Goal =
Copy out all lines in the data below containing the string "name".

________________________

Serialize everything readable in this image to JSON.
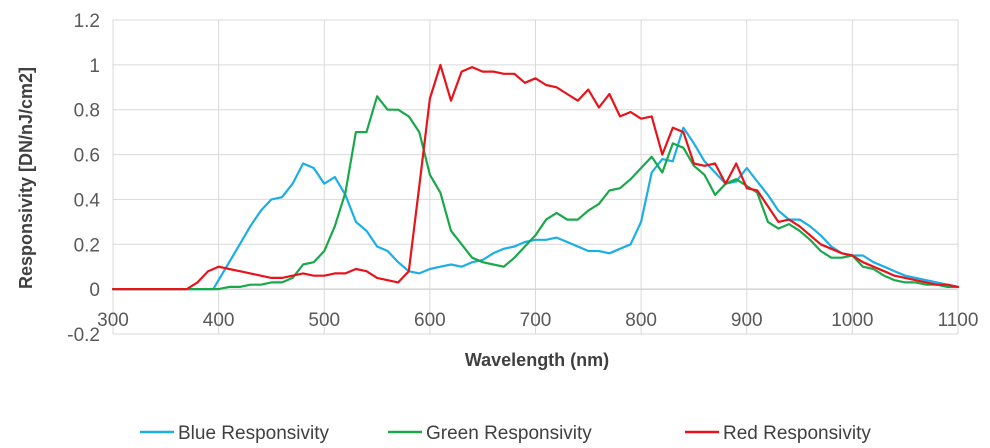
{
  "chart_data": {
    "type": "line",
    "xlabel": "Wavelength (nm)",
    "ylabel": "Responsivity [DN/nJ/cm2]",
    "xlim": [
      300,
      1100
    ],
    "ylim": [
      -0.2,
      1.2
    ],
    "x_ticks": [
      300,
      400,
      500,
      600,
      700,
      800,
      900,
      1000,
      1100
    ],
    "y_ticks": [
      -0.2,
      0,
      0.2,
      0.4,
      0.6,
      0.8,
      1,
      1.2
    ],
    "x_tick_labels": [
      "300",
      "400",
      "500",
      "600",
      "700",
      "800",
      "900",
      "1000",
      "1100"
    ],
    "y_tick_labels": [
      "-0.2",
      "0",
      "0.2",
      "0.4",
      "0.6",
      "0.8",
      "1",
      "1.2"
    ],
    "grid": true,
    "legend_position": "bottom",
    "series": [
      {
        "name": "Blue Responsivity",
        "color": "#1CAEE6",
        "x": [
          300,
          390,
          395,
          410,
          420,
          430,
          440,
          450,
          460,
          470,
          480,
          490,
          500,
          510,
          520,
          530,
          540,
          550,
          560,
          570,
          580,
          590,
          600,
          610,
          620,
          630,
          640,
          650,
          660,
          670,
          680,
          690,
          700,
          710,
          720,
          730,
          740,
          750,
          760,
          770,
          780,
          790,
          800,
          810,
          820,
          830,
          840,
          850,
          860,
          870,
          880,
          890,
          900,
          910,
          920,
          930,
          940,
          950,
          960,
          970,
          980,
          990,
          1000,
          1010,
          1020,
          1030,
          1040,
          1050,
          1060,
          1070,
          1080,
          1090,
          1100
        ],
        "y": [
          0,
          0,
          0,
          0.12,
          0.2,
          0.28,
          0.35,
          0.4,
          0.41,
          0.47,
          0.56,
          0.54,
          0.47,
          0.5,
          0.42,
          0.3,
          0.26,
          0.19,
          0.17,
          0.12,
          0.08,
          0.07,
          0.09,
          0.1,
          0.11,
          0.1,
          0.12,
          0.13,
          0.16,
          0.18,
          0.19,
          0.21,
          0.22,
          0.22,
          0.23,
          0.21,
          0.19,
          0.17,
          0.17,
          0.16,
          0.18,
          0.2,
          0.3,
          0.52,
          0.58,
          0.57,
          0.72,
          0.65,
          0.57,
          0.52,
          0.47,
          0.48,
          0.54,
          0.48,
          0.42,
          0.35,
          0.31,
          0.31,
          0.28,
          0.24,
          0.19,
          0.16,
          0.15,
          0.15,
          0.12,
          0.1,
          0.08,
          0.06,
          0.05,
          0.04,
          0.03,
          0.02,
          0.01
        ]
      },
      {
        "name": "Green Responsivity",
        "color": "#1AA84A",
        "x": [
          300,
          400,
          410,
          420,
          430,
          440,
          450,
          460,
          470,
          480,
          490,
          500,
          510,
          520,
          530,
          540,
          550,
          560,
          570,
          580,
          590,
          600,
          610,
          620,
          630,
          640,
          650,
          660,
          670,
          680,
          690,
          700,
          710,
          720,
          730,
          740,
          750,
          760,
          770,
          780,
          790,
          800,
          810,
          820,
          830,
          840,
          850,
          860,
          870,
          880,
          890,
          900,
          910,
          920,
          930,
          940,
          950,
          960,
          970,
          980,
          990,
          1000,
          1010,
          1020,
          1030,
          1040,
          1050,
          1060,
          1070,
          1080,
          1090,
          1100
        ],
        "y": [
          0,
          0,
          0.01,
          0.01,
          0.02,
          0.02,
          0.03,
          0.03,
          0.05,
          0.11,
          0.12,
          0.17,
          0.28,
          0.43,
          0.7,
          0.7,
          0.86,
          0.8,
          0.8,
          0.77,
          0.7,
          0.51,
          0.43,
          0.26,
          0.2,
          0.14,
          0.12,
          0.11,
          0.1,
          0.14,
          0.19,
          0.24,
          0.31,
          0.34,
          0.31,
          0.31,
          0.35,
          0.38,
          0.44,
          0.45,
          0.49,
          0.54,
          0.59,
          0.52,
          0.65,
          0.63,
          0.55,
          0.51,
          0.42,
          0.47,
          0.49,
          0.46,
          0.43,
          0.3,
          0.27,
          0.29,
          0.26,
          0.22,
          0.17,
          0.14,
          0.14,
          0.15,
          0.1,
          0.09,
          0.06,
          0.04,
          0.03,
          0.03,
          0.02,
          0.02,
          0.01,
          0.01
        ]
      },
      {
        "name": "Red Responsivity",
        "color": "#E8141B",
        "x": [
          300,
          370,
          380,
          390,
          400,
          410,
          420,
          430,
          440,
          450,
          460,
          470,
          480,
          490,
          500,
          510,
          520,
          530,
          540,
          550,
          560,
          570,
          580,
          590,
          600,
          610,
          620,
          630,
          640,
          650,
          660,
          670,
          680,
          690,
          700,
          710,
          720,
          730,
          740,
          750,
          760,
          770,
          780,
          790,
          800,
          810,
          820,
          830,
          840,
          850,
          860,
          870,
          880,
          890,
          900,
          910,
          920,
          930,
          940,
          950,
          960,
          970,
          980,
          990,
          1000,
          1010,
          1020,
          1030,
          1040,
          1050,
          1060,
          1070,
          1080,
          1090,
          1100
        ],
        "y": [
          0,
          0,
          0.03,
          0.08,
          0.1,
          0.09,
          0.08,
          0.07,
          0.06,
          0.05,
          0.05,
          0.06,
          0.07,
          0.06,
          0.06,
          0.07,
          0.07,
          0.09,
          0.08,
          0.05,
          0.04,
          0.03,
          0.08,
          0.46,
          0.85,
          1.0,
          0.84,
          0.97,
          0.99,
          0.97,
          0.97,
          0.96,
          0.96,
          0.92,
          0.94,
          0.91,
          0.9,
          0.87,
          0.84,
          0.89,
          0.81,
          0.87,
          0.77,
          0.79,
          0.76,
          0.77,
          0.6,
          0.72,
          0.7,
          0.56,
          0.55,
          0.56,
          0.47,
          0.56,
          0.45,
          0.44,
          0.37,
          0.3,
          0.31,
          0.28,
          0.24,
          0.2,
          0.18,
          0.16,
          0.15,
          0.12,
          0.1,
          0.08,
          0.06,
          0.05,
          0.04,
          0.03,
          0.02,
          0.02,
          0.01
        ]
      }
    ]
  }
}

________________________

Correct answer =
        "name": "Blue Responsivity",
        "name": "Green Responsivity",
        "name": "Red Responsivity",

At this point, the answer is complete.